→ INSTRUÇÕES DO EXERCÍCIO:
Para cada afirmação a seguir, indique se ela está de acordo com o trecho sobre o filme, respondendo sim ou não e transcrevendo literalmente as palavras do trecho que decidem a resposta.
1. Glória trabalha como professora de filosofia.
2. Maria Eduarda sonha em encontrar um príncipe encantado.
3. O filme é estrelado quase exclusivamente por mulheres.

→ TRECHO FORNECIDO:
----------

Por esta razão, os arrependimentos das quatro mulheres estão relacionados a homens, no caso, o marido, o amante, o pai, o namorado da juventude. Este é um dos raros filmes estrelados quase exclusivamente por mulheres que talvez reprovasse no teste Bechdel – as protagonistas se limitam a debater sobre a busca ou rejeição dos homens ao redor. Enquanto isso, são descritas por uma ou duas características essenciais: Maria Eduarda (Débora Ingrid) é uma jovem revoltada e dependente de drogas; Isabel Cristina (Germana Guilherme) é a mulher inocente de idade madura, que se veste de rosa e sonha em encontrar um príncipe encantado; Glória (Lana Soraya) trabalha como professora de filosofia e esconde, por trás da arrogância acadêmica, um trauma pessoal; e Adelaide (Ângela Escudeiro) representa a esposa traída de tendências suicidas para chamar atenção de seu grande amor. A construção recai facilmente na caricatura: a personagem que abortou no passado sofre de uma doença fatal no ventre, a mulher inocente adota vozes e gestos de uma adolescente.

----------

[Dados coletados]
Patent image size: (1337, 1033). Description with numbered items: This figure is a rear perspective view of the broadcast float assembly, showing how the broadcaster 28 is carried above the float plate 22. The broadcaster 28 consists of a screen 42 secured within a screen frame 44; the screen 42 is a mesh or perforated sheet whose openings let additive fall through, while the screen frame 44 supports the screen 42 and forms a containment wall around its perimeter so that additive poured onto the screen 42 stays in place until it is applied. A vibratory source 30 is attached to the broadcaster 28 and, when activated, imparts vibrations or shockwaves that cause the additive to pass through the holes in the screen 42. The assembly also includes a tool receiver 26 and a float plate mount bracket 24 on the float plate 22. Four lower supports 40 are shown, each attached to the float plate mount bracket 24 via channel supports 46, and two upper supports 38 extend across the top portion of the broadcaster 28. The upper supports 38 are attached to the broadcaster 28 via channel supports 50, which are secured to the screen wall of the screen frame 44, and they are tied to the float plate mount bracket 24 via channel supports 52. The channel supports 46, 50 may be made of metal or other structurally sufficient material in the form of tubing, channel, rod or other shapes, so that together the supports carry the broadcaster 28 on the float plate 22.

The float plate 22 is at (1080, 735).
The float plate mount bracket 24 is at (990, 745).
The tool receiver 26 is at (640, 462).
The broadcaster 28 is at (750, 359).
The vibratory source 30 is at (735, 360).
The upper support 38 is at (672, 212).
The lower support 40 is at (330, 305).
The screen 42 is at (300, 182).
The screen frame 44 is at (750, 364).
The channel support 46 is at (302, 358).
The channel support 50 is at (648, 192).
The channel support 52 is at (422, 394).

----------

→ RESOLUÇÃO:
1. Sim: "Glória (Lana Soraya) trabalha como professora de filosofia".
2. Não: "Isabel Cristina (Germana Guilherme) é a mulher inocente de idade madura, que se veste de rosa e sonha em encontrar um príncipe encantado".
3. Sim: "Este é um dos raros filmes estrelados quase exclusivamente por mulheres".